Text shown -
::::

Wednesday, October 26, 2011

Welcome to the Islamist Middle East and It’s Not Going to Be Moderate

October 25, 2011 - 11:16 am - by Barry Rubin
http://pjmedia.com/

A Kingdom of Libya flag is seen during a demonstration in support of the Bahraini people in Baghdad's Sadr city (Stringer Iraq/Courtesy Reuters)

Ladies and gentlemen, liberals and conservatives, Obama-lovers and Obama-haters, no matter what your race, creed, gender, national origin, or level of unpaid college loans, two things should be clear to all of you:

First, to describe the Obama administration’s Middle East policy as a disaster — I cannot think of a bigger, deadlier mess created by any U.S. foreign policy in the last century — is an understatement.

Second, the dominant analysis used by the media, academia, and the talking heads on television has proven dangerously wrong. This includes the ideas that revolutionary Islamism doesn’t exist, cannot be talked about, is not a threat, and that extreme radicals are really moderates.

I won’t review all the evidence here, but it amounts to a retreat for moderates, allies of the West, and American interests coupled with an advance for revolutionary Islamists.

On the morning of July 23, 1952, the Middle East entered a new era. The Free Officers Movement took over Egypt and there followed more than a half-century of war, anti-Western hysteria, terrorism, repression, social stagnation, and the basic Four Horsemen of the Apocalypse type stuff in the Middle East. That was the Era of Arab Nationalism.

On February 11, or October 23, or November 28, 2011, the Middle East entered a new era. Whether you date it to the fall of Mubarak, the Tunisian election, or the Egyptian election, what do you think is going to happen in the next half-century in the region? This is now — I call it officially — the Era of Revolutionary Islamism.

There is a great deal that will ensure the Islamists aren’t triumphant in the end, but there’s nothing that can stop them now from being dominant ideologically in the region and politically in the majority of countries between Tunisia and Iran, probably Afghanistan, and possibly Pakistan.

As early as the 1980s these trends were visible but the outcome was not inevitable.

::::

To-do list -
1. Answer these questions from the Islamist Middle East article:
(a) Who is named as the author?
(b) What group took over Egypt on the morning of July 23, 1952?
(c) What name does the author give to the era that began in 2011?
2. Extract the stretch of the Islamist Middle East article from "Second, the dominant" through "of Arab Nationalism.", word for word.

::::

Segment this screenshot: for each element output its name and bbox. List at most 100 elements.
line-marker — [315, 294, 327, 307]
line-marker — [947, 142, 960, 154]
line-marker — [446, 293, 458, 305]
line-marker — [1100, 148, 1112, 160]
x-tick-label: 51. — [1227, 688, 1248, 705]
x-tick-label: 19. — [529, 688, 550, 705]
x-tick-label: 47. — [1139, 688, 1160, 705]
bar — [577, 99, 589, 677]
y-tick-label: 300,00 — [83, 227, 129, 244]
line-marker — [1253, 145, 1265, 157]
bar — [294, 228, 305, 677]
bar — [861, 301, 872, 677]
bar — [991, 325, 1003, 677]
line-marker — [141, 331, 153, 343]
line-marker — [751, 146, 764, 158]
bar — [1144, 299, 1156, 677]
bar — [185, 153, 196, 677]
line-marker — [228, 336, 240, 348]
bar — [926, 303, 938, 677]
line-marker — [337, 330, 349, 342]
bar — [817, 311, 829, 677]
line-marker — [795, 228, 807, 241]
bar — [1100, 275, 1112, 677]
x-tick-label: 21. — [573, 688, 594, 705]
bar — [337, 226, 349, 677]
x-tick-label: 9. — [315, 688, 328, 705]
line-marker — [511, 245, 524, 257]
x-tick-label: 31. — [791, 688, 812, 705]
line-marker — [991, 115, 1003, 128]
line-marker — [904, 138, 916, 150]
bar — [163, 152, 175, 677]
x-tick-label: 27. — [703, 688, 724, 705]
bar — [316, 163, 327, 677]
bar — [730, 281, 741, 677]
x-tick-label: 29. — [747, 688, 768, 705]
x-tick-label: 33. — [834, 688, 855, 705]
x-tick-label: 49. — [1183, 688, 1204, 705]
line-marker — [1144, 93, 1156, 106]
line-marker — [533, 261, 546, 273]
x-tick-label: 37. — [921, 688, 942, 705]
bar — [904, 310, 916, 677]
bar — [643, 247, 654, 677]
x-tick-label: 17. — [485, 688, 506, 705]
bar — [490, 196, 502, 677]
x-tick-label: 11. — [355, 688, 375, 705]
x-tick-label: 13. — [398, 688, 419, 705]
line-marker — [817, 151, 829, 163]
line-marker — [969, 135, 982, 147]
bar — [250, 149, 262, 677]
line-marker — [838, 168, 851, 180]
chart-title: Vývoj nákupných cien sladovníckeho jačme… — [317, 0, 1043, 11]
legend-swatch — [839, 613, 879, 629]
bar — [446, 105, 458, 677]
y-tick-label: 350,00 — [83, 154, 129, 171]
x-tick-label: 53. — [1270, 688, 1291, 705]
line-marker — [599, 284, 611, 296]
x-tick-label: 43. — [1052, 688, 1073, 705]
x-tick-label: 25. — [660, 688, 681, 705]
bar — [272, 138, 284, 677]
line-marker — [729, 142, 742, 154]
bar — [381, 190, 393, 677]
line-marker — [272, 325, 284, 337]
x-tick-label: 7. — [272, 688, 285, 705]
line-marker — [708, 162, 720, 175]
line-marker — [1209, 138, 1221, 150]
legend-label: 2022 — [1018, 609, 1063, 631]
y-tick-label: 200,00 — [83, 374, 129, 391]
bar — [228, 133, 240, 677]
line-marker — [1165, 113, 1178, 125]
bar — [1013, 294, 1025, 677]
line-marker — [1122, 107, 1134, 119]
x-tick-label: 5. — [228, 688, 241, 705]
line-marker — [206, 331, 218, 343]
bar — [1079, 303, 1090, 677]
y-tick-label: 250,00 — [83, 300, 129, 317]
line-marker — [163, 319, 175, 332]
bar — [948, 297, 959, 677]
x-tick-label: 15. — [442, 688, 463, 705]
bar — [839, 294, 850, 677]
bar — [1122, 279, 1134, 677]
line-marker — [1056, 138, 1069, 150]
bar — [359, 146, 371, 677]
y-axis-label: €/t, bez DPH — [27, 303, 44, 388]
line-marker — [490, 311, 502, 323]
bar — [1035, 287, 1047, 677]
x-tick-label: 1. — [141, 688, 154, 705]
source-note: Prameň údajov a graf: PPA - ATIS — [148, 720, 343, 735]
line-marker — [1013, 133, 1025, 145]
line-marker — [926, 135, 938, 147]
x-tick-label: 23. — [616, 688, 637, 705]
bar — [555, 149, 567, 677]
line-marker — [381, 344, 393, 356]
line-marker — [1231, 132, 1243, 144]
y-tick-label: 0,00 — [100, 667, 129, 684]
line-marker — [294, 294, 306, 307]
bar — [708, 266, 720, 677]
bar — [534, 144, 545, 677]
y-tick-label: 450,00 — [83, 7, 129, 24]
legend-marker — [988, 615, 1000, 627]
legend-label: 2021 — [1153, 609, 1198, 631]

::::

Responses by task -
1.
(a) Barry Rubin
(b) The Free Officers Movement
(c) The Era of Revolutionary Islamism

2.
Second, the dominant analysis used by the media, academia, and the talking heads on television has proven dangerously wrong. This includes the ideas that revolutionary Islamism doesn’t exist, cannot be talked about, is not a threat, and that extreme radicals are really moderates.

I won’t review all the evidence here, but it amounts to a retreat for moderates, allies of the West, and American interests coupled with an advance for revolutionary Islamists.

On the morning of July 23, 1952, the Middle East entered a new era. The Free Officers Movement took over Egypt and there followed more than a half-century of war, anti-Western hysteria, terrorism, repression, social stagnation, and the basic Four Horsemen of the Apocalypse type stuff in the Middle East. That was the Era of Arab Nationalism.